- EXERCISE REQUIREMENTS: Output all of the material beneath this line exactly as it is.

- DATA TO USE:
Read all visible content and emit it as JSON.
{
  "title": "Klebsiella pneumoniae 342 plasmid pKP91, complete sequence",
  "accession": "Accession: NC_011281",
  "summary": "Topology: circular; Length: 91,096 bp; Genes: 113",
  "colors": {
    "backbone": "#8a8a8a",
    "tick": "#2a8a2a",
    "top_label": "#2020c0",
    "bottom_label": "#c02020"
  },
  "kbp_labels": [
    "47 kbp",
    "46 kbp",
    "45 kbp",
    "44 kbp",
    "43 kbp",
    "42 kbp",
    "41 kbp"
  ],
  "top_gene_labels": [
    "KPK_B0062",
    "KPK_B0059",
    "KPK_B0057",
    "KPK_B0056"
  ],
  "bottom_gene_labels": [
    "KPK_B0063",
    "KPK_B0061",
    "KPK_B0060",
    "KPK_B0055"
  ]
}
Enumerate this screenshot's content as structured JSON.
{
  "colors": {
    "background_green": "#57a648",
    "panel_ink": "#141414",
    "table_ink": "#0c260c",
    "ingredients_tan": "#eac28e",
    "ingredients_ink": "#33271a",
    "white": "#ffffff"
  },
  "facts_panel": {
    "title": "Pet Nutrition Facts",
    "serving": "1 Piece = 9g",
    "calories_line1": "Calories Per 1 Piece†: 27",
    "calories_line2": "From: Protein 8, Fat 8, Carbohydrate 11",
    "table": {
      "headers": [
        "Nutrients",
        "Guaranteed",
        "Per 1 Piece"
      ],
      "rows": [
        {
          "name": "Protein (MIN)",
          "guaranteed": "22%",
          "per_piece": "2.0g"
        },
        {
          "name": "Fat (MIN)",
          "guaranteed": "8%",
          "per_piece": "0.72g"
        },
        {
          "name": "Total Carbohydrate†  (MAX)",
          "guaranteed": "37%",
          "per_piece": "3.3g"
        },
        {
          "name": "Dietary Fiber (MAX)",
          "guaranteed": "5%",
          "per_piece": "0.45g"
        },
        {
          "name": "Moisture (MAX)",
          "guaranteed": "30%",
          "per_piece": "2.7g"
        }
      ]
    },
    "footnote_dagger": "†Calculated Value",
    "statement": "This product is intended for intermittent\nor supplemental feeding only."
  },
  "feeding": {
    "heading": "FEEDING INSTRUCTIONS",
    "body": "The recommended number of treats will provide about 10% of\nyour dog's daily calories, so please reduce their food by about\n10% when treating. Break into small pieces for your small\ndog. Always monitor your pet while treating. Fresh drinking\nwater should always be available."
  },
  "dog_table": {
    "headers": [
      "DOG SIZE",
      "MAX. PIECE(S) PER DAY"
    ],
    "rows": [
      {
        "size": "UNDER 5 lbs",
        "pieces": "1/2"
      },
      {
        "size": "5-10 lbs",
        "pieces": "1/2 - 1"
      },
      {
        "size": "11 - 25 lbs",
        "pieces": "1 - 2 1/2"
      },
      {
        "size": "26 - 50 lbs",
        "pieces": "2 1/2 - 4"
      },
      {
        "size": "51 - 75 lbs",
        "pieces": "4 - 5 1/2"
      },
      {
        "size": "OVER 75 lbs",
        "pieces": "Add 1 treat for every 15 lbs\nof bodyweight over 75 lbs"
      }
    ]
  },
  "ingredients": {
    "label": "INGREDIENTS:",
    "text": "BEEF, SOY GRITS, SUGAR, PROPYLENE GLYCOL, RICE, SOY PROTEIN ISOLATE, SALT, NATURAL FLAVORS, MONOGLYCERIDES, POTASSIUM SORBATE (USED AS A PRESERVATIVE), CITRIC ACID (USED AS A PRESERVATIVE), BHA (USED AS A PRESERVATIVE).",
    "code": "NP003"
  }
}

- RESPONSE TO THE TASK:
Read all visible content and emit it as JSON.
{
  "title": "Klebsiella pneumoniae 342 plasmid pKP91, complete sequence",
  "accession": "Accession: NC_011281",
  "summary": "Topology: circular; Length: 91,096 bp; Genes: 113",
  "colors": {
    "backbone": "#8a8a8a",
    "tick": "#2a8a2a",
    "top_label": "#2020c0",
    "bottom_label": "#c02020"
  },
  "kbp_labels": [
    "47 kbp",
    "46 kbp",
    "45 kbp",
    "44 kbp",
    "43 kbp",
    "42 kbp",
    "41 kbp"
  ],
  "top_gene_labels": [
    "KPK_B0062",
    "KPK_B0059",
    "KPK_B0057",
    "KPK_B0056"
  ],
  "bottom_gene_labels": [
    "KPK_B0063",
    "KPK_B0061",
    "KPK_B0060",
    "KPK_B0055"
  ]
}
Enumerate this screenshot's content as structured JSON.
{
  "colors": {
    "background_green": "#57a648",
    "panel_ink": "#141414",
    "table_ink": "#0c260c",
    "ingredients_tan": "#eac28e",
    "ingredients_ink": "#33271a",
    "white": "#ffffff"
  },
  "facts_panel": {
    "title": "Pet Nutrition Facts",
    "serving": "1 Piece = 9g",
    "calories_line1": "Calories Per 1 Piece†: 27",
    "calories_line2": "From: Protein 8, Fat 8, Carbohydrate 11",
    "table": {
      "headers": [
        "Nutrients",
        "Guaranteed",
        "Per 1 Piece"
      ],
      "rows": [
        {
          "name": "Protein (MIN)",
          "guaranteed": "22%",
          "per_piece": "2.0g"
        },
        {
          "name": "Fat (MIN)",
          "guaranteed": "8%",
          "per_piece": "0.72g"
        },
        {
          "name": "Total Carbohydrate†  (MAX)",
          "guaranteed": "37%",
          "per_piece": "3.3g"
        },
        {
          "name": "Dietary Fiber (MAX)",
          "guaranteed": "5%",
          "per_piece": "0.45g"
        },
        {
          "name": "Moisture (MAX)",
          "guaranteed": "30%",
          "per_piece": "2.7g"
        }
      ]
    },
    "footnote_dagger": "†Calculated Value",
    "statement": "This product is intended for intermittent\nor supplemental feeding only."
  },
  "feeding": {
    "heading": "FEEDING INSTRUCTIONS",
    "body": "The recommended number of treats will provide about 10% of\nyour dog's daily calories, so please reduce their food by about\n10% when treating. Break into small pieces for your small\ndog. Always monitor your pet while treating. Fresh drinking\nwater should always be available."
  },
  "dog_table": {
    "headers": [
      "DOG SIZE",
      "MAX. PIECE(S) PER DAY"
    ],
    "rows": [
      {
        "size": "UNDER 5 lbs",
        "pieces": "1/2"
      },
      {
        "size": "5-10 lbs",
        "pieces": "1/2 - 1"
      },
      {
        "size": "11 - 25 lbs",
        "pieces": "1 - 2 1/2"
      },
      {
        "size": "26 - 50 lbs",
        "pieces": "2 1/2 - 4"
      },
      {
        "size": "51 - 75 lbs",
        "pieces": "4 - 5 1/2"
      },
      {
        "size": "OVER 75 lbs",
        "pieces": "Add 1 treat for every 15 lbs\nof bodyweight over 75 lbs"
      }
    ]
  },
  "ingredients": {
    "label": "INGREDIENTS:",
    "text": "BEEF, SOY GRITS, SUGAR, PROPYLENE GLYCOL, RICE, SOY PROTEIN ISOLATE, SALT, NATURAL FLAVORS, MONOGLYCERIDES, POTASSIUM SORBATE (USED AS A PRESERVATIVE), CITRIC ACID (USED AS A PRESERVATIVE), BHA (USED AS A PRESERVATIVE).",
    "code": "NP003"
  }
}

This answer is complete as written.